> **What to work on**: Tally the lines that contain the string "ребенка" and give the number by itself.

> **Working data**:
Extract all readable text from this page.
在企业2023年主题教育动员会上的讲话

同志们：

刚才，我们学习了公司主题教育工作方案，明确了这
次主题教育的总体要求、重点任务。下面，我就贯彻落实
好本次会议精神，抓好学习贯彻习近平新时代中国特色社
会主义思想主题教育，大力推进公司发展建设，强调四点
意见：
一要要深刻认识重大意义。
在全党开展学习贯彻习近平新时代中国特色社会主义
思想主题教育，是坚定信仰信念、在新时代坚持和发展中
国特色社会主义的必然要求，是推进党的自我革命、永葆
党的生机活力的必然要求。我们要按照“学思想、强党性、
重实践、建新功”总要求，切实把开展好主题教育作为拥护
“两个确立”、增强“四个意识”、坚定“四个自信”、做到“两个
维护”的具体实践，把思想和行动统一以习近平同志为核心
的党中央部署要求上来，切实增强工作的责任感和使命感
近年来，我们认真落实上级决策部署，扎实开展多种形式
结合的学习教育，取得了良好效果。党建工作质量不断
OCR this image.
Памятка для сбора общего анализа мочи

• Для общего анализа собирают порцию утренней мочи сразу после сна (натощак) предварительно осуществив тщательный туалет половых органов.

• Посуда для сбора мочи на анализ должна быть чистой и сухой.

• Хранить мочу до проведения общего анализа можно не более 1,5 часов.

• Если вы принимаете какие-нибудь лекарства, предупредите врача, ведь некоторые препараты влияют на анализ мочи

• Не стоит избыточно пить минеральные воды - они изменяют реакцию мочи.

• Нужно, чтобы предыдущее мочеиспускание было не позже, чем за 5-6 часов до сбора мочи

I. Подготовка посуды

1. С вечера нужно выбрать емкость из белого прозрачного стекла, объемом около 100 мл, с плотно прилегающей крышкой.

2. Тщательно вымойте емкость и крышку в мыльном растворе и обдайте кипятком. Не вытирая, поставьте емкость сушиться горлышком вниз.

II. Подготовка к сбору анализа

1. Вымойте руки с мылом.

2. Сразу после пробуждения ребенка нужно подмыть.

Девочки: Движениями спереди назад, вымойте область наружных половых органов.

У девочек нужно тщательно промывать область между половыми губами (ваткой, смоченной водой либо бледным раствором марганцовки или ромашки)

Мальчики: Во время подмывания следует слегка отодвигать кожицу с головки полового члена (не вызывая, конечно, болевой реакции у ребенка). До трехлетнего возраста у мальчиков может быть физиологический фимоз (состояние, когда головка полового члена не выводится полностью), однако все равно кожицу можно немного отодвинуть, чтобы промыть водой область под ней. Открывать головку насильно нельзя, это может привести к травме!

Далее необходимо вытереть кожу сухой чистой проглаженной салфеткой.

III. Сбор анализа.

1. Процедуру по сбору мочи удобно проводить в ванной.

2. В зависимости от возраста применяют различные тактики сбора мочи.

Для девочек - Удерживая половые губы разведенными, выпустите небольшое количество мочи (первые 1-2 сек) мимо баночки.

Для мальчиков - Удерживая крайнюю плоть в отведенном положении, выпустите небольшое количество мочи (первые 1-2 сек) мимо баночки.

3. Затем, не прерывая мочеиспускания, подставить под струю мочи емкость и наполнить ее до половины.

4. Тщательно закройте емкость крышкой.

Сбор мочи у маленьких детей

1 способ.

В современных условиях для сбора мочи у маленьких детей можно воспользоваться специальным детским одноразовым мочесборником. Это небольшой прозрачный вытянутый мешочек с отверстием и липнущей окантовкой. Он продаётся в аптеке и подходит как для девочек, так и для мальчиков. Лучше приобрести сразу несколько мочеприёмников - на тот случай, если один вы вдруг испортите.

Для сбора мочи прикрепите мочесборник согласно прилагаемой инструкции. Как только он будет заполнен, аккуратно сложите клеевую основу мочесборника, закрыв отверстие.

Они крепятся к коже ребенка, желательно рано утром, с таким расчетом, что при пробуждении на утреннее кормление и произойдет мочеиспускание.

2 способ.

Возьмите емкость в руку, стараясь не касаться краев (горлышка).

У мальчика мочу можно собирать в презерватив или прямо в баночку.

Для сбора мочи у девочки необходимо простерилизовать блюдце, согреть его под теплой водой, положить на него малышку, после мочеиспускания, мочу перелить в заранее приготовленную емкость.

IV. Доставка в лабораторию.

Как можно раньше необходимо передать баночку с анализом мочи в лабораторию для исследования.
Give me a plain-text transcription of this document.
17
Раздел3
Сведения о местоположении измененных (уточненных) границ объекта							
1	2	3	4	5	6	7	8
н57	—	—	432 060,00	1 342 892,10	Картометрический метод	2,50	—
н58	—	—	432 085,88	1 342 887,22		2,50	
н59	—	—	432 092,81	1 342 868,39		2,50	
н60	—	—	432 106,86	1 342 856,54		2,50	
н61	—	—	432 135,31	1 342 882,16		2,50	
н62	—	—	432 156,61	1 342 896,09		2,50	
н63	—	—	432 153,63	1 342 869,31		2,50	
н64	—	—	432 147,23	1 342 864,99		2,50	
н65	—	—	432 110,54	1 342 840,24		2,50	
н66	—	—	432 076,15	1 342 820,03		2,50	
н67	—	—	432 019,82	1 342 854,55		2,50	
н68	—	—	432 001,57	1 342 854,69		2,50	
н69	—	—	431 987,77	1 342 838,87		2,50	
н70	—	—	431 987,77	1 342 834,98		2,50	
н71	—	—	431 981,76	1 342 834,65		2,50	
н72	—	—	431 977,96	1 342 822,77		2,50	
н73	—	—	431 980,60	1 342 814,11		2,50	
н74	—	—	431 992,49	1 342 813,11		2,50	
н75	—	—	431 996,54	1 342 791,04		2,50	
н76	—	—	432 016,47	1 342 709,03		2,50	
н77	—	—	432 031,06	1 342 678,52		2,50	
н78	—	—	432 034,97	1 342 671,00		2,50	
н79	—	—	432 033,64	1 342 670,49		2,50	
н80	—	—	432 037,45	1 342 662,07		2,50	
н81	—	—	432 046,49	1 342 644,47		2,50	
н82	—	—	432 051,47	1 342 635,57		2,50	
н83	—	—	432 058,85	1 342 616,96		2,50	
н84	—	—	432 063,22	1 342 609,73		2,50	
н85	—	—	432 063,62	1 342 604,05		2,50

> **Written solution**: 3